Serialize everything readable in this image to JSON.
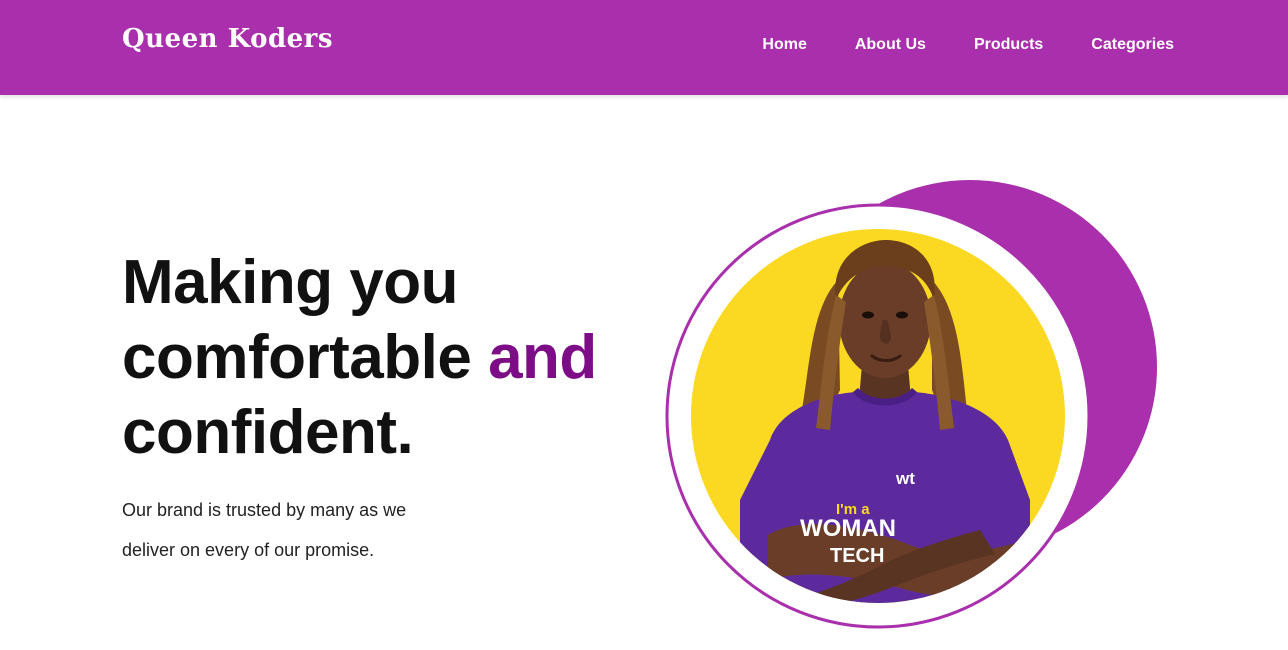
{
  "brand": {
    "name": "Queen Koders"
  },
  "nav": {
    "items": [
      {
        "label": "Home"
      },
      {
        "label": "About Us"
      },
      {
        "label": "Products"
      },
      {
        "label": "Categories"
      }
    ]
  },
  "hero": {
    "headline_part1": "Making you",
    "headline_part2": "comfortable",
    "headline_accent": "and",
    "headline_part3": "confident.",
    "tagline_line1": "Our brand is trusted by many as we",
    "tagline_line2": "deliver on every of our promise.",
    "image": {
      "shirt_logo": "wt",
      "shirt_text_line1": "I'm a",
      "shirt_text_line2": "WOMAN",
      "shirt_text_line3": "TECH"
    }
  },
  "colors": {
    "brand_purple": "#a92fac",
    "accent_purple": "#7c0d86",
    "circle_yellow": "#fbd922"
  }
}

════════

Task details: In the records above, find the lines containing "label" and copy them.

The output:
        "label": "Home"
        "label": "About Us"
        "label": "Products"
        "label": "Categories"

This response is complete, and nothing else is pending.